▶ [Goal] Leave out the pictures and copy everything else in the entries exactly.

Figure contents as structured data

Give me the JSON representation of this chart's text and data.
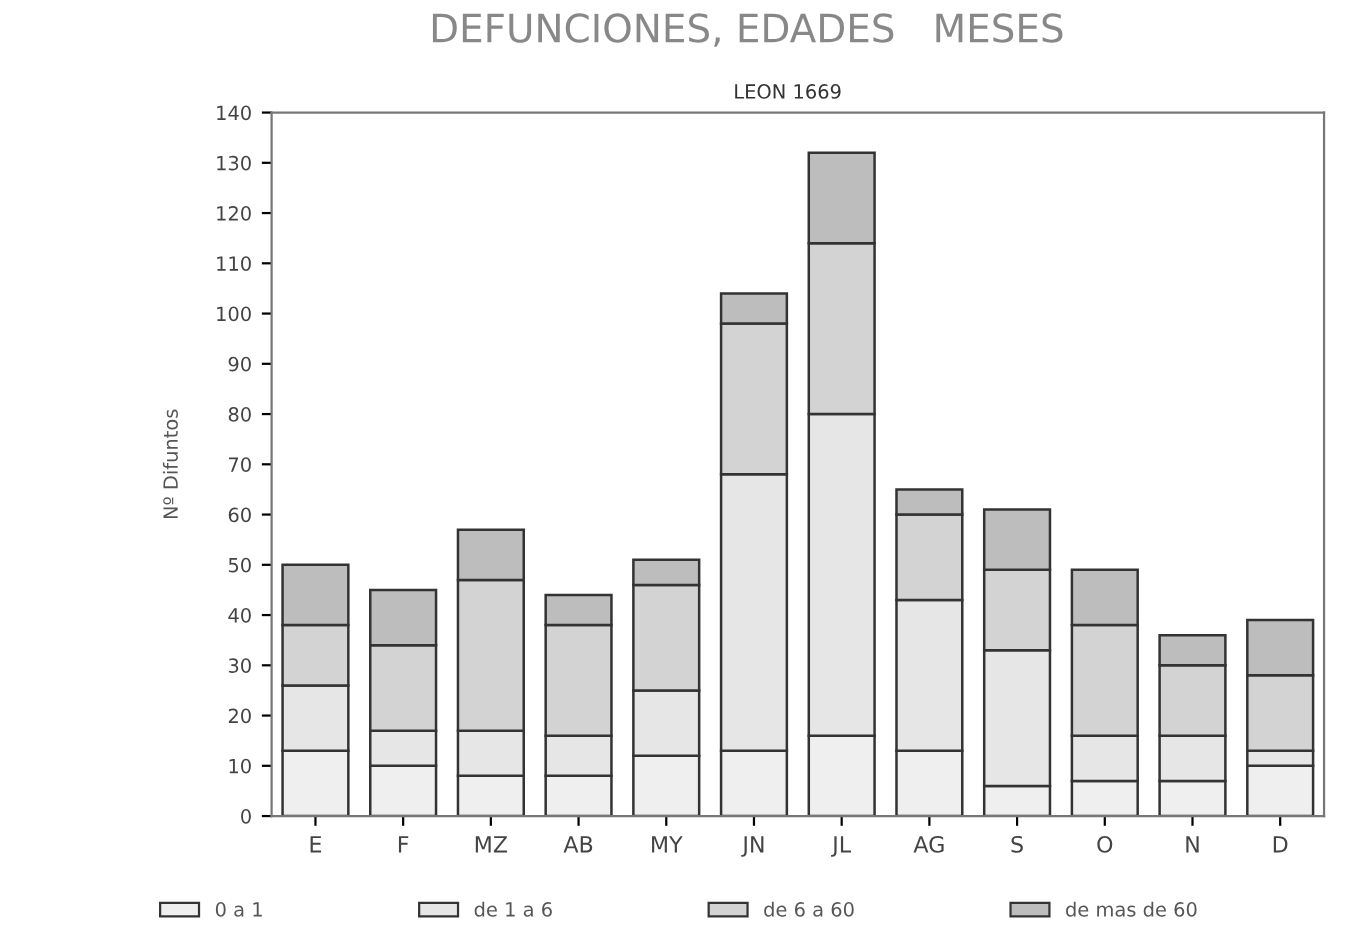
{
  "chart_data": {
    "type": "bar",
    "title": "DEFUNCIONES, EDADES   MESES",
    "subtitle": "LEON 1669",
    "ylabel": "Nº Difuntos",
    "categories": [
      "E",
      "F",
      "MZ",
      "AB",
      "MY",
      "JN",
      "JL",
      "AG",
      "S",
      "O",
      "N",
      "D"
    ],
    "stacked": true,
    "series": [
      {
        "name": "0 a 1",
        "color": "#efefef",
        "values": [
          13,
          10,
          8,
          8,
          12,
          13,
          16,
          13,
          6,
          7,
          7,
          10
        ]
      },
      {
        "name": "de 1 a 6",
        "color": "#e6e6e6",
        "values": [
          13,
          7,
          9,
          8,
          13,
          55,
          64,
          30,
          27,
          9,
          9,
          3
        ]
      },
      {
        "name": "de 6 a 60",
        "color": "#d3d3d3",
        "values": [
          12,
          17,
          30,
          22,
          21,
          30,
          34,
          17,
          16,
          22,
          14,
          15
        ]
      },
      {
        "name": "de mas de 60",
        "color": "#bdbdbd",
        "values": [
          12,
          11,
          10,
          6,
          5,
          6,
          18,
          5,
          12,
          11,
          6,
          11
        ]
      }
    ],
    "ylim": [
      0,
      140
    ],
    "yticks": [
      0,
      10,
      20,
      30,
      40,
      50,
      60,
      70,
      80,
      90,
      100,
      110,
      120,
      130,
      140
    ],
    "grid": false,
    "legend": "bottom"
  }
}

▶ [Output for this task]
Give me the JSON representation of this chart's text and data.
{
  "chart_data": {
    "type": "bar",
    "title": "DEFUNCIONES, EDADES   MESES",
    "subtitle": "LEON 1669",
    "ylabel": "Nº Difuntos",
    "categories": [
      "E",
      "F",
      "MZ",
      "AB",
      "MY",
      "JN",
      "JL",
      "AG",
      "S",
      "O",
      "N",
      "D"
    ],
    "stacked": true,
    "series": [
      {
        "name": "0 a 1",
        "color": "#efefef",
        "values": [
          13,
          10,
          8,
          8,
          12,
          13,
          16,
          13,
          6,
          7,
          7,
          10
        ]
      },
      {
        "name": "de 1 a 6",
        "color": "#e6e6e6",
        "values": [
          13,
          7,
          9,
          8,
          13,
          55,
          64,
          30,
          27,
          9,
          9,
          3
        ]
      },
      {
        "name": "de 6 a 60",
        "color": "#d3d3d3",
        "values": [
          12,
          17,
          30,
          22,
          21,
          30,
          34,
          17,
          16,
          22,
          14,
          15
        ]
      },
      {
        "name": "de mas de 60",
        "color": "#bdbdbd",
        "values": [
          12,
          11,
          10,
          6,
          5,
          6,
          18,
          5,
          12,
          11,
          6,
          11
        ]
      }
    ],
    "ylim": [
      0,
      140
    ],
    "yticks": [
      0,
      10,
      20,
      30,
      40,
      50,
      60,
      70,
      80,
      90,
      100,
      110,
      120,
      130,
      140
    ],
    "grid": false,
    "legend": "bottom"
  }
}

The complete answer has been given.